The listing below should be copied in full, word for word.

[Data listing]
----------

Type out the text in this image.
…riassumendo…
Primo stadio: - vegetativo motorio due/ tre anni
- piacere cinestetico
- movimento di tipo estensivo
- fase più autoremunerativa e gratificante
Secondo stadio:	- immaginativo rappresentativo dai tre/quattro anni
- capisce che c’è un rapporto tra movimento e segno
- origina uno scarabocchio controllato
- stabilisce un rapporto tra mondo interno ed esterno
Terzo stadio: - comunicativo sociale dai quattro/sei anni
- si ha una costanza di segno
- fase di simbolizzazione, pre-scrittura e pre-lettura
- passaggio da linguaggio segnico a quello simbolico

----------

| EXPECTED OUTPUT |
Type out the text in this image.
…riassumendo…
Primo stadio: - vegetativo motorio due/ tre anni
- piacere cinestetico
- movimento di tipo estensivo
- fase più autoremunerativa e gratificante
Secondo stadio:	- immaginativo rappresentativo dai tre/quattro anni
- capisce che c’è un rapporto tra movimento e segno
- origina uno scarabocchio controllato
- stabilisce un rapporto tra mondo interno ed esterno
Terzo stadio: - comunicativo sociale dai quattro/sei anni
- si ha una costanza di segno
- fase di simbolizzazione, pre-scrittura e pre-lettura
- passaggio da linguaggio segnico a quello simbolico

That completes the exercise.